| Aim of the task |
Repeat the full listing, word for word.
[Start Given records]
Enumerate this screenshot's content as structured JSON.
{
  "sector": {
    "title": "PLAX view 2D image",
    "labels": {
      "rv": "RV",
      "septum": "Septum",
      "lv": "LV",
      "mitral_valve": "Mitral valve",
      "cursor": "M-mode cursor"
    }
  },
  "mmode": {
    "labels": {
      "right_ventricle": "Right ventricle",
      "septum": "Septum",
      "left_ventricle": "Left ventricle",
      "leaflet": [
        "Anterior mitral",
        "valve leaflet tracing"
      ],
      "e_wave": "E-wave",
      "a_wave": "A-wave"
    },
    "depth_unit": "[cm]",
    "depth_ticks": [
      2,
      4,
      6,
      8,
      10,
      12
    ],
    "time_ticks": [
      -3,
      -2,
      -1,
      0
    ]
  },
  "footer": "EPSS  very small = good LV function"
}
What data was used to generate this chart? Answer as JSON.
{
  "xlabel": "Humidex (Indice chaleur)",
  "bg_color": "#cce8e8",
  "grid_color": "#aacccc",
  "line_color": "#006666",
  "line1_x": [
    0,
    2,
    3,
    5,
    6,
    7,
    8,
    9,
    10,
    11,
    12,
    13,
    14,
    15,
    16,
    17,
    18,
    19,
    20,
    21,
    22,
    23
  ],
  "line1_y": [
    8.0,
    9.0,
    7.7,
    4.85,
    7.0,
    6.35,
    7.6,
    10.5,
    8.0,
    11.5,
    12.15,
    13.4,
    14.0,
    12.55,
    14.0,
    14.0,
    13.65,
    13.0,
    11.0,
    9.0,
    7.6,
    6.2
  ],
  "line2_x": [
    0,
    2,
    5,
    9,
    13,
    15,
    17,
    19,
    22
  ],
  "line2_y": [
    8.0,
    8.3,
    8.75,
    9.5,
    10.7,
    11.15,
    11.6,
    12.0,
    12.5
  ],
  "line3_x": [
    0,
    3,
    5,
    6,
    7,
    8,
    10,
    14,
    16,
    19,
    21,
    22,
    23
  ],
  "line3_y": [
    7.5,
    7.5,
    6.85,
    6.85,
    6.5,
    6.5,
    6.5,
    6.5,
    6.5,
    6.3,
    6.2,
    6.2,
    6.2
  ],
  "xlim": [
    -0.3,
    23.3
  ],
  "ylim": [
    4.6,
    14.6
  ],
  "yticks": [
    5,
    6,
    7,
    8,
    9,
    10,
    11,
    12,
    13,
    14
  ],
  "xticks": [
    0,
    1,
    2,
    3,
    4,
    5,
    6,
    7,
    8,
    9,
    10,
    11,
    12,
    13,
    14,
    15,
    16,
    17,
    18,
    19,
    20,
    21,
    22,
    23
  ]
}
[End Given records]
| Exercise response |
Enumerate this screenshot's content as structured JSON.
{
  "sector": {
    "title": "PLAX view 2D image",
    "labels": {
      "rv": "RV",
      "septum": "Septum",
      "lv": "LV",
      "mitral_valve": "Mitral valve",
      "cursor": "M-mode cursor"
    }
  },
  "mmode": {
    "labels": {
      "right_ventricle": "Right ventricle",
      "septum": "Septum",
      "left_ventricle": "Left ventricle",
      "leaflet": [
        "Anterior mitral",
        "valve leaflet tracing"
      ],
      "e_wave": "E-wave",
      "a_wave": "A-wave"
    },
    "depth_unit": "[cm]",
    "depth_ticks": [
      2,
      4,
      6,
      8,
      10,
      12
    ],
    "time_ticks": [
      -3,
      -2,
      -1,
      0
    ]
  },
  "footer": "EPSS  very small = good LV function"
}
What data was used to generate this chart? Answer as JSON.
{
  "xlabel": "Humidex (Indice chaleur)",
  "bg_color": "#cce8e8",
  "grid_color": "#aacccc",
  "line_color": "#006666",
  "line1_x": [
    0,
    2,
    3,
    5,
    6,
    7,
    8,
    9,
    10,
    11,
    12,
    13,
    14,
    15,
    16,
    17,
    18,
    19,
    20,
    21,
    22,
    23
  ],
  "line1_y": [
    8.0,
    9.0,
    7.7,
    4.85,
    7.0,
    6.35,
    7.6,
    10.5,
    8.0,
    11.5,
    12.15,
    13.4,
    14.0,
    12.55,
    14.0,
    14.0,
    13.65,
    13.0,
    11.0,
    9.0,
    7.6,
    6.2
  ],
  "line2_x": [
    0,
    2,
    5,
    9,
    13,
    15,
    17,
    19,
    22
  ],
  "line2_y": [
    8.0,
    8.3,
    8.75,
    9.5,
    10.7,
    11.15,
    11.6,
    12.0,
    12.5
  ],
  "line3_x": [
    0,
    3,
    5,
    6,
    7,
    8,
    10,
    14,
    16,
    19,
    21,
    22,
    23
  ],
  "line3_y": [
    7.5,
    7.5,
    6.85,
    6.85,
    6.5,
    6.5,
    6.5,
    6.5,
    6.5,
    6.3,
    6.2,
    6.2,
    6.2
  ],
  "xlim": [
    -0.3,
    23.3
  ],
  "ylim": [
    4.6,
    14.6
  ],
  "yticks": [
    5,
    6,
    7,
    8,
    9,
    10,
    11,
    12,
    13,
    14
  ],
  "xticks": [
    0,
    1,
    2,
    3,
    4,
    5,
    6,
    7,
    8,
    9,
    10,
    11,
    12,
    13,
    14,
    15,
    16,
    17,
    18,
    19,
    20,
    21,
    22,
    23
  ]
}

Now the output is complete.